* _Material_
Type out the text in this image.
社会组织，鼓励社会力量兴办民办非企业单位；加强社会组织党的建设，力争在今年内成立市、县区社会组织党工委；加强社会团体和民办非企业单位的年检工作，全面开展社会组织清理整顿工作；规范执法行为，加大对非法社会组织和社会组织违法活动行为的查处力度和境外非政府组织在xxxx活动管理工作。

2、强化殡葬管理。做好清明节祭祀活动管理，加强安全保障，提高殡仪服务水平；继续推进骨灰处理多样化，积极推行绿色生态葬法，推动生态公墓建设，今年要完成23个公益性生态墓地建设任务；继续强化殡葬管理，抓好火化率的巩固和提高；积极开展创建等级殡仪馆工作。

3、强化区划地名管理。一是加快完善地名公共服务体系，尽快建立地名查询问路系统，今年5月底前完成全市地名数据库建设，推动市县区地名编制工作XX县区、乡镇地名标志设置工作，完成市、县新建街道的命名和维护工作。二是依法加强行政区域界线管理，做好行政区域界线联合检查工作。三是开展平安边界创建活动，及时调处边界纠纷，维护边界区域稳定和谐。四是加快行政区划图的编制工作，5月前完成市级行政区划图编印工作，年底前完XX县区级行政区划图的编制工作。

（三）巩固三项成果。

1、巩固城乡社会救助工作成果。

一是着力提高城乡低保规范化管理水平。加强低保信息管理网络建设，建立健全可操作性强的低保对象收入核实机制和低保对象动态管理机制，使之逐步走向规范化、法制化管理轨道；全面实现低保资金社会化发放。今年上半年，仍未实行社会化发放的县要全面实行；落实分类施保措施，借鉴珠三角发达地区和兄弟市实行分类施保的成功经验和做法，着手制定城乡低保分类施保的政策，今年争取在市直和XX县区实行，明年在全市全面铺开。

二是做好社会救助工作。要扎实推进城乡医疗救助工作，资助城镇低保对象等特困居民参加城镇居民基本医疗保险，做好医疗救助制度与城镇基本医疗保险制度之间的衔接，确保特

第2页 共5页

* * *

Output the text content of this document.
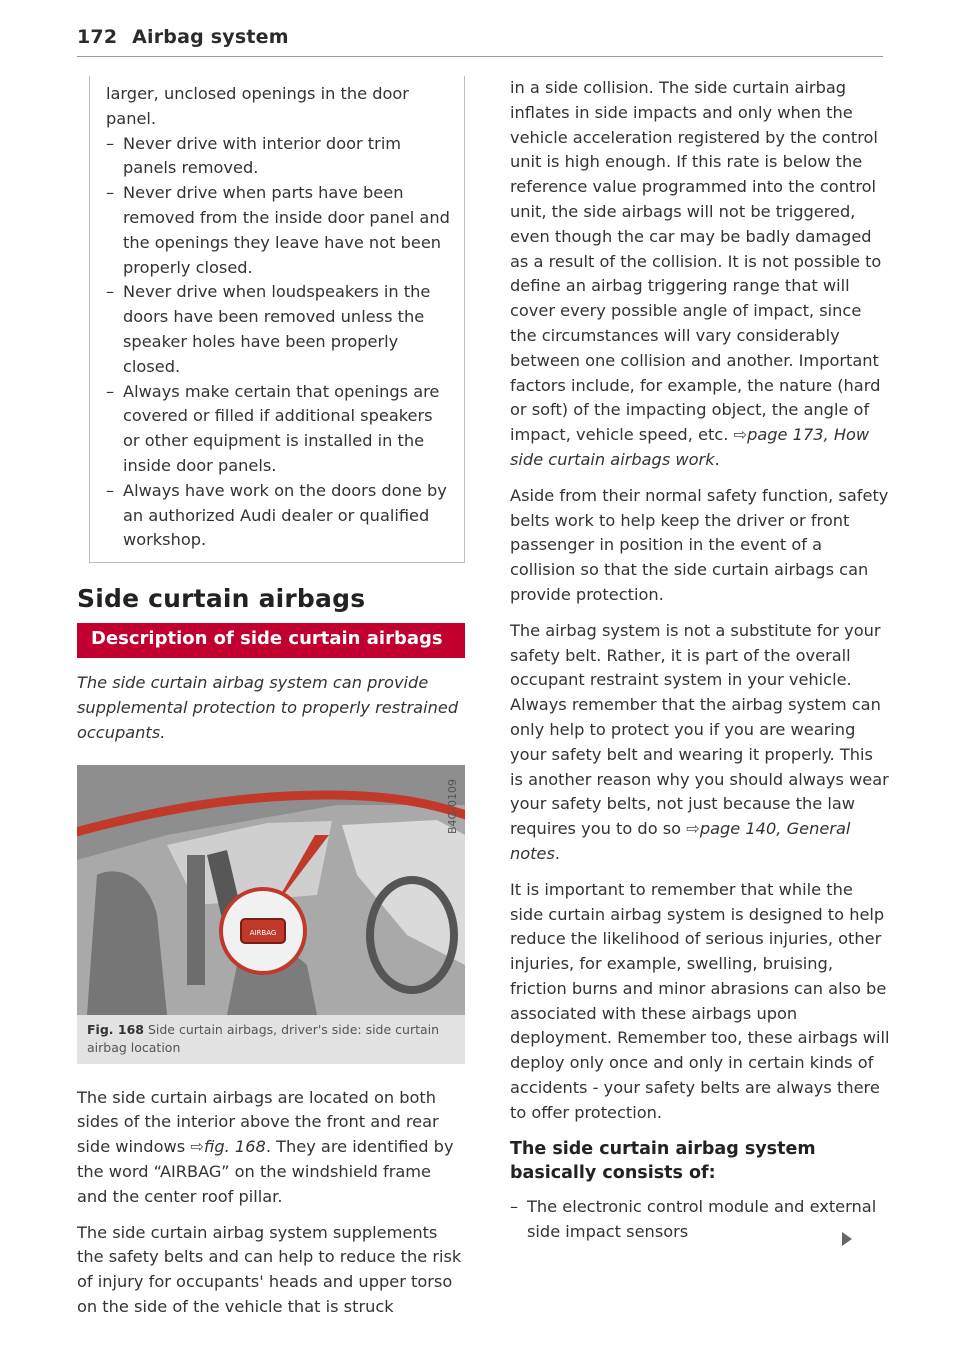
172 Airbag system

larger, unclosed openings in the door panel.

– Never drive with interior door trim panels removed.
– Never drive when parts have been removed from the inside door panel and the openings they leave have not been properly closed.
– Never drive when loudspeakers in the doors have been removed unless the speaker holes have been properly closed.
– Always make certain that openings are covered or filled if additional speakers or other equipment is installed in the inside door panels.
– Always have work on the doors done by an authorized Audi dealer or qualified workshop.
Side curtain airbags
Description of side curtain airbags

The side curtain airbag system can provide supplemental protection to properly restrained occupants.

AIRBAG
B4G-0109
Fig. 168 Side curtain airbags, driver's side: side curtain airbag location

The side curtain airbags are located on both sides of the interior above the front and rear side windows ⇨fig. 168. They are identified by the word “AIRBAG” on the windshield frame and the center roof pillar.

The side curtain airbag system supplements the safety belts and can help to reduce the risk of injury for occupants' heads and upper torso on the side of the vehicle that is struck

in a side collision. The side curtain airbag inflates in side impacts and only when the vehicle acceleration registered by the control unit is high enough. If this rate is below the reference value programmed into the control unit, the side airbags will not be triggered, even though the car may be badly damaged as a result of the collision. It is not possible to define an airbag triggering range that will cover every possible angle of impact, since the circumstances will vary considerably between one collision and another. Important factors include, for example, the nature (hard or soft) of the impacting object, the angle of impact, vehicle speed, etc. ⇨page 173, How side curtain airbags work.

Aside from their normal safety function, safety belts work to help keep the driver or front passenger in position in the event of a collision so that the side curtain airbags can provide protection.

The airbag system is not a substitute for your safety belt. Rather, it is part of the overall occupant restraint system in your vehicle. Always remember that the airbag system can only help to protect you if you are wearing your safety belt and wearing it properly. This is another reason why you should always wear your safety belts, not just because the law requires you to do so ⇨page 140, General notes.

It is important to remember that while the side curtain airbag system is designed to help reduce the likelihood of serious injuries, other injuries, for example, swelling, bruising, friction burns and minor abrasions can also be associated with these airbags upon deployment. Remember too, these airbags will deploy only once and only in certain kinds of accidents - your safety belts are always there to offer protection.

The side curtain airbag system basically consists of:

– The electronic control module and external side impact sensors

* _Requirement_
How many lines of the listing above include the word "occupants"? State the number and nothing else.

* _Exercise answer_
2